───── ENTRIES PROVIDED

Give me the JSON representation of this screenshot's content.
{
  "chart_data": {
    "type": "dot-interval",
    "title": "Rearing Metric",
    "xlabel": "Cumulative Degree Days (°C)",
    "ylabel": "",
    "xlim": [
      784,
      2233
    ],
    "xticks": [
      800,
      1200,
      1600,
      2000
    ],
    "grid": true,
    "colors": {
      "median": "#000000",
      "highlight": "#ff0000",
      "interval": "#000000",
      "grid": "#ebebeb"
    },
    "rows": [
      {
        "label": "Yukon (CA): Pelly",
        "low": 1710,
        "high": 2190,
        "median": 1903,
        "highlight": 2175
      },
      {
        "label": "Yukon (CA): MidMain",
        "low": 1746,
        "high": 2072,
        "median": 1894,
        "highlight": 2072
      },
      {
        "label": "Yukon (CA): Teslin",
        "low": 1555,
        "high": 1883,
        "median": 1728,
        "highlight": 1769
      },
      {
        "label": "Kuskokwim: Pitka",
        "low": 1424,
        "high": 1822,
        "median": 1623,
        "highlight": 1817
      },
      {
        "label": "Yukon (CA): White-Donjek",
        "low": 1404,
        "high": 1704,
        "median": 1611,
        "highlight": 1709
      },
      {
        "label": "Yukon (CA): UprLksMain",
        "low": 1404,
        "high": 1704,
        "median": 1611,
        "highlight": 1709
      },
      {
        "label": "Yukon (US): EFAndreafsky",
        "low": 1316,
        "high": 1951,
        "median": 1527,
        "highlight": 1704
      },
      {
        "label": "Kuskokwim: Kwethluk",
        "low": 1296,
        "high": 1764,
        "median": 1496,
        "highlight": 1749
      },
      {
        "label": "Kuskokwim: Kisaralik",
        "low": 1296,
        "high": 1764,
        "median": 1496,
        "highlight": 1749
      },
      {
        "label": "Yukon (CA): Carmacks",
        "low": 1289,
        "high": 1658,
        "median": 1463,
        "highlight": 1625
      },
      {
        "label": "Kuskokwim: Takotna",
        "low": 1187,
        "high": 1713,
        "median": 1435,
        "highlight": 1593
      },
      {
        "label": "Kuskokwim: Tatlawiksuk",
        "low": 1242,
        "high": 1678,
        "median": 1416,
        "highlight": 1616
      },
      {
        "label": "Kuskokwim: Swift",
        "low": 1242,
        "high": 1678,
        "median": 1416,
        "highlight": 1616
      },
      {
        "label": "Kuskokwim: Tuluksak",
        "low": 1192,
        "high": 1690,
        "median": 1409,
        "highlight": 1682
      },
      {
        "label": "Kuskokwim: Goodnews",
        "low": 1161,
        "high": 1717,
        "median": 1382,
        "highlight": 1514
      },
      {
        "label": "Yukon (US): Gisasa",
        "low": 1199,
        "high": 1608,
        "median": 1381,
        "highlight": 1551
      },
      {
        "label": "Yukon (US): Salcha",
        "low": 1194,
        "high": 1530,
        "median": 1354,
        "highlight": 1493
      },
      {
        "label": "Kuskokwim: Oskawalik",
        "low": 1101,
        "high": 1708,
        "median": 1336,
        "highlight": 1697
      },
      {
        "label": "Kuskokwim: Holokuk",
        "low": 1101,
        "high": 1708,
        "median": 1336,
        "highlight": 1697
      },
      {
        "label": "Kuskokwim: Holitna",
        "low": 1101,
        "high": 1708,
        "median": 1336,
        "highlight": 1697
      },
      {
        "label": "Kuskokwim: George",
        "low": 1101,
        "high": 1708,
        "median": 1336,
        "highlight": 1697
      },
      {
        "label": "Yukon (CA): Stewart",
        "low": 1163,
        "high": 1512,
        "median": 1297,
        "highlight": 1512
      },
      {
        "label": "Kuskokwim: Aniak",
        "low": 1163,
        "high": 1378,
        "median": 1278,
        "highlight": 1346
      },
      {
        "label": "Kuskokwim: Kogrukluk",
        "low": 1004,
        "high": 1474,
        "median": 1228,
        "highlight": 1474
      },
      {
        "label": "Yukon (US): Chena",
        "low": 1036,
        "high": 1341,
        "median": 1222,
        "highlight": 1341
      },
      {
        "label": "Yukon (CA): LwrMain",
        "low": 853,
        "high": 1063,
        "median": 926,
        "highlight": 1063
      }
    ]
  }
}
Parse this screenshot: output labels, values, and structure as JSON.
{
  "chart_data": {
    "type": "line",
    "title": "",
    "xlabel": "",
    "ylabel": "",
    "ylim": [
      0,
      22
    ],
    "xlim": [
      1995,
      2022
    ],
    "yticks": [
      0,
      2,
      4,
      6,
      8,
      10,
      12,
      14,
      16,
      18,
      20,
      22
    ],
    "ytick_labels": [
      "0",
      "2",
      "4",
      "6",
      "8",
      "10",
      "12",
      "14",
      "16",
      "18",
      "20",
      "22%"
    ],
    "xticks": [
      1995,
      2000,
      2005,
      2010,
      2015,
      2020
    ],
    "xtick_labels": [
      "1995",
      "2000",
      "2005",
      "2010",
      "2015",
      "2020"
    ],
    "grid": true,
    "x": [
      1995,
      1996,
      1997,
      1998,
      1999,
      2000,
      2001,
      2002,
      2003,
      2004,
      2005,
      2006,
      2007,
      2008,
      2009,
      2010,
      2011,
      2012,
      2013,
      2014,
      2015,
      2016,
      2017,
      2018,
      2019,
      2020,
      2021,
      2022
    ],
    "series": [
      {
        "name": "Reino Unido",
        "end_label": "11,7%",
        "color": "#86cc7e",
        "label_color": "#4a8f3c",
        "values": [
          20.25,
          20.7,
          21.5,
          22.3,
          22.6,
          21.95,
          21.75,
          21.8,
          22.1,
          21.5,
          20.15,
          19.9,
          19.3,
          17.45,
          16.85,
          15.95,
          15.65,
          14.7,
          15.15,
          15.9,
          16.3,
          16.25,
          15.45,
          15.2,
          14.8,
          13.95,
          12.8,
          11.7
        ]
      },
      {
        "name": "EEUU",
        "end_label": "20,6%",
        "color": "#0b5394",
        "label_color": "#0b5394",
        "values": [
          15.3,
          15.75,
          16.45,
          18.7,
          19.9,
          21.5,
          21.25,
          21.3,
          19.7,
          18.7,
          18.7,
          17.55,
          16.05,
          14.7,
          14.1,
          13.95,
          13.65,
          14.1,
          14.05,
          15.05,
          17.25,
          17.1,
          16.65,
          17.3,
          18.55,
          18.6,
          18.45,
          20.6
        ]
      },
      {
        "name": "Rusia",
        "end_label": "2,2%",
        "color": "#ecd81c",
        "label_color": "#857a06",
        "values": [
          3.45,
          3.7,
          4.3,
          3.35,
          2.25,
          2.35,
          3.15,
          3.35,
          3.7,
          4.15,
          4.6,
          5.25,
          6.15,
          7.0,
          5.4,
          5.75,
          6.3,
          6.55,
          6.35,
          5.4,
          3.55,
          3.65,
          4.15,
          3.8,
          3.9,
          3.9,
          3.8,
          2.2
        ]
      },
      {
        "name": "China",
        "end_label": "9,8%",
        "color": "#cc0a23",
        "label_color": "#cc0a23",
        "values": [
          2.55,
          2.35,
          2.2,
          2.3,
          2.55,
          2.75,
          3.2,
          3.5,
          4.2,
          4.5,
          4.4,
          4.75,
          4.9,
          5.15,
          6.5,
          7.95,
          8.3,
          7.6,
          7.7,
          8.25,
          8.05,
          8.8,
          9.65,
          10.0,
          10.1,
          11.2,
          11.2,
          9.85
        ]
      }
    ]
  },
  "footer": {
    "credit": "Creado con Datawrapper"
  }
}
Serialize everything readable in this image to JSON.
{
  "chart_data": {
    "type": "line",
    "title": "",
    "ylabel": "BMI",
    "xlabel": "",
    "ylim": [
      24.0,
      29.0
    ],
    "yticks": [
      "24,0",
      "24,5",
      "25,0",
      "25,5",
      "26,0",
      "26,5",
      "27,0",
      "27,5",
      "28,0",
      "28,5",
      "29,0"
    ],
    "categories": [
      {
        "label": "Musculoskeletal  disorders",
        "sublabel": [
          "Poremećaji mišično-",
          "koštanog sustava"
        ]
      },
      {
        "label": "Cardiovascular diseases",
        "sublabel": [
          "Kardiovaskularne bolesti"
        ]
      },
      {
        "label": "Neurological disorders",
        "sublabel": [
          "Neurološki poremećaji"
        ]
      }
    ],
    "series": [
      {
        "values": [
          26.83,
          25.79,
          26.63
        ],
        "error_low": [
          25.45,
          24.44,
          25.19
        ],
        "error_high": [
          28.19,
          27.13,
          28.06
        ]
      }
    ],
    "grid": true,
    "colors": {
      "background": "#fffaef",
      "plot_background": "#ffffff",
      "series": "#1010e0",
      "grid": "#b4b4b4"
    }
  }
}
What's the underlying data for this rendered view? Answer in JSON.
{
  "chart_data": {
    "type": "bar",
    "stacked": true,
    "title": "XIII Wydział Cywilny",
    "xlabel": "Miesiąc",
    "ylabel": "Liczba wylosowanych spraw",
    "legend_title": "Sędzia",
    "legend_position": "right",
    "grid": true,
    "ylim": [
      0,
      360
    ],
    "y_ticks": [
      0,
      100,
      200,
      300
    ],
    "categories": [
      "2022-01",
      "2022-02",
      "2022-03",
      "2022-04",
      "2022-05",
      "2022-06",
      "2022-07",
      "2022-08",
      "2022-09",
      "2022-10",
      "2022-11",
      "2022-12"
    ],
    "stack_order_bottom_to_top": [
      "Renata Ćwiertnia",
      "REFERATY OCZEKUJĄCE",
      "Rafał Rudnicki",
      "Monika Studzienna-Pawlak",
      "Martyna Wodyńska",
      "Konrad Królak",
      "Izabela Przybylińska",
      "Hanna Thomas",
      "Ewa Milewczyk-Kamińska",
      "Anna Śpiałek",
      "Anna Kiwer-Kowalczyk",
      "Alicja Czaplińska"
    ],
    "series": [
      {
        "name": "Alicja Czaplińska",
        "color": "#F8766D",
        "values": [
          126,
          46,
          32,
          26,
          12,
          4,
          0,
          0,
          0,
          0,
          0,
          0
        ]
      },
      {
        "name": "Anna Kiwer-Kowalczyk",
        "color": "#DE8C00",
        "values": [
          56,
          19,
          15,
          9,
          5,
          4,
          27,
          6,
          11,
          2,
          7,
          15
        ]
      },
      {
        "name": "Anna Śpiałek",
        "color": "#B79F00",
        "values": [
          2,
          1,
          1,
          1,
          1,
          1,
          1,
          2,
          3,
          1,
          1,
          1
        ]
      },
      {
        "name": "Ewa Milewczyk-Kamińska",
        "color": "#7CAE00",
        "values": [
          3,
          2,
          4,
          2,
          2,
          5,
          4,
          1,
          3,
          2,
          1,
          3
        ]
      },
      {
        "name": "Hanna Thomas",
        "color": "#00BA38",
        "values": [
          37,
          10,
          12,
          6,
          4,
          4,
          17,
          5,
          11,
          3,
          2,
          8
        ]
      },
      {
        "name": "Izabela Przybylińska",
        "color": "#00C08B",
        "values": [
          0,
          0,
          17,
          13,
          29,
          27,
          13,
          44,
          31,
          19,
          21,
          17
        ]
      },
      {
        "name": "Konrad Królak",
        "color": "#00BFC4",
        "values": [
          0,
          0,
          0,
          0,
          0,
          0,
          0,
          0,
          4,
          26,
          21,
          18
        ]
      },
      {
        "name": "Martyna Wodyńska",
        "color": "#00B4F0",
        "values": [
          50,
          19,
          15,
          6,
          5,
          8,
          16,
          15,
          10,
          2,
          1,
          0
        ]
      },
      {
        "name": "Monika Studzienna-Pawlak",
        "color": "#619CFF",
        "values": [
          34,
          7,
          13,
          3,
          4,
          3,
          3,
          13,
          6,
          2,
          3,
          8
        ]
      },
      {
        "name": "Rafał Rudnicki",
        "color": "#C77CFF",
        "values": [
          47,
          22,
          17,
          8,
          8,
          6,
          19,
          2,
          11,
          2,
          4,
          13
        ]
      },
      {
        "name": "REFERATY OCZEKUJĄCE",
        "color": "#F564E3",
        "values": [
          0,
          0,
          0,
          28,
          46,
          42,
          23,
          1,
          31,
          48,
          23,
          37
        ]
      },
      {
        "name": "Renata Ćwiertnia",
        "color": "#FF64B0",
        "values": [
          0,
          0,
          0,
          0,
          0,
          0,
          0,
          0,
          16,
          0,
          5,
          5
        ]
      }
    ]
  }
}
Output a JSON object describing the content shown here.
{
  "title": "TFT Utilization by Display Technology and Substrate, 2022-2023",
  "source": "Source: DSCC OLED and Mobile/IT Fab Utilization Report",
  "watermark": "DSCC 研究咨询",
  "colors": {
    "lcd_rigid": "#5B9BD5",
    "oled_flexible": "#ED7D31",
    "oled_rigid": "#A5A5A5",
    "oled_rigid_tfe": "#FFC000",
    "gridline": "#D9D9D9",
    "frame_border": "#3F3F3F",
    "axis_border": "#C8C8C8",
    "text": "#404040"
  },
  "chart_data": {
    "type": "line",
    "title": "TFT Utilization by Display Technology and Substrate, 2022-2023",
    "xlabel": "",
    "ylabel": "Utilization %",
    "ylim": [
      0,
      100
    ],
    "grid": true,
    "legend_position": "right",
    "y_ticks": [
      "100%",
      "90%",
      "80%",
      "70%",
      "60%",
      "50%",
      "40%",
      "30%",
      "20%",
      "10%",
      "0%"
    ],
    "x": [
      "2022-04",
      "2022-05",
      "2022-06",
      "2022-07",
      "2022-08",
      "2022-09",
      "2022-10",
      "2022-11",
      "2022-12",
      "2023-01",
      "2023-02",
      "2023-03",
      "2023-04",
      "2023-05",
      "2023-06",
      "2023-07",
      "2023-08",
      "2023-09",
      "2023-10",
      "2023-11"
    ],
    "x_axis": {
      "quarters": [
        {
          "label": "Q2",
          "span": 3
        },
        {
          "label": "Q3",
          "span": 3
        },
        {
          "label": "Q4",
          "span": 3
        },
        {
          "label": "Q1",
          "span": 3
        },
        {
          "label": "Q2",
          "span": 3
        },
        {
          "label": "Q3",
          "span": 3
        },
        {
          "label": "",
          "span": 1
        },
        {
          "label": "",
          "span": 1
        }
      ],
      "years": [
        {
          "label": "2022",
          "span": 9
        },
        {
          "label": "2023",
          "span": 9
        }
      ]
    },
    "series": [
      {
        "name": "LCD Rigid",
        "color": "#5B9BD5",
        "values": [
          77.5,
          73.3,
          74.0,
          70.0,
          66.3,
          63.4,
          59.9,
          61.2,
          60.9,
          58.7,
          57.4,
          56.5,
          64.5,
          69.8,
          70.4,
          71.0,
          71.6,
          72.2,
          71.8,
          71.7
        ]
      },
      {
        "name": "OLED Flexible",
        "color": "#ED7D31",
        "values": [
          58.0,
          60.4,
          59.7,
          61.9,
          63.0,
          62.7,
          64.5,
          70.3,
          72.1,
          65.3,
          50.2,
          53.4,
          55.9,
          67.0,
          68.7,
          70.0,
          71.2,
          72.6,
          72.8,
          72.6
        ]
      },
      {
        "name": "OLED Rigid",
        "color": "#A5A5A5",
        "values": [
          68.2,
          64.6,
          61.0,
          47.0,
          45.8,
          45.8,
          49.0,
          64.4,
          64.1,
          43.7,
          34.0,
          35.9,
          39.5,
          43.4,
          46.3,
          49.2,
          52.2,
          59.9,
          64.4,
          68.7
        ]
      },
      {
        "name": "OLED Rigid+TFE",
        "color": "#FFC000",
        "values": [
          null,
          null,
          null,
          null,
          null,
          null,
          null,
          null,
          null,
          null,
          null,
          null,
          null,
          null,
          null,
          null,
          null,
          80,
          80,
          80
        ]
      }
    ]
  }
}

──────────

> _WHAT IS EXPECTED_:
Pick out each line above that includes "content" and show it.

> _FINISHED EXERCISE_:
Give me the JSON representation of this screenshot's content.
Output a JSON object describing the content shown here.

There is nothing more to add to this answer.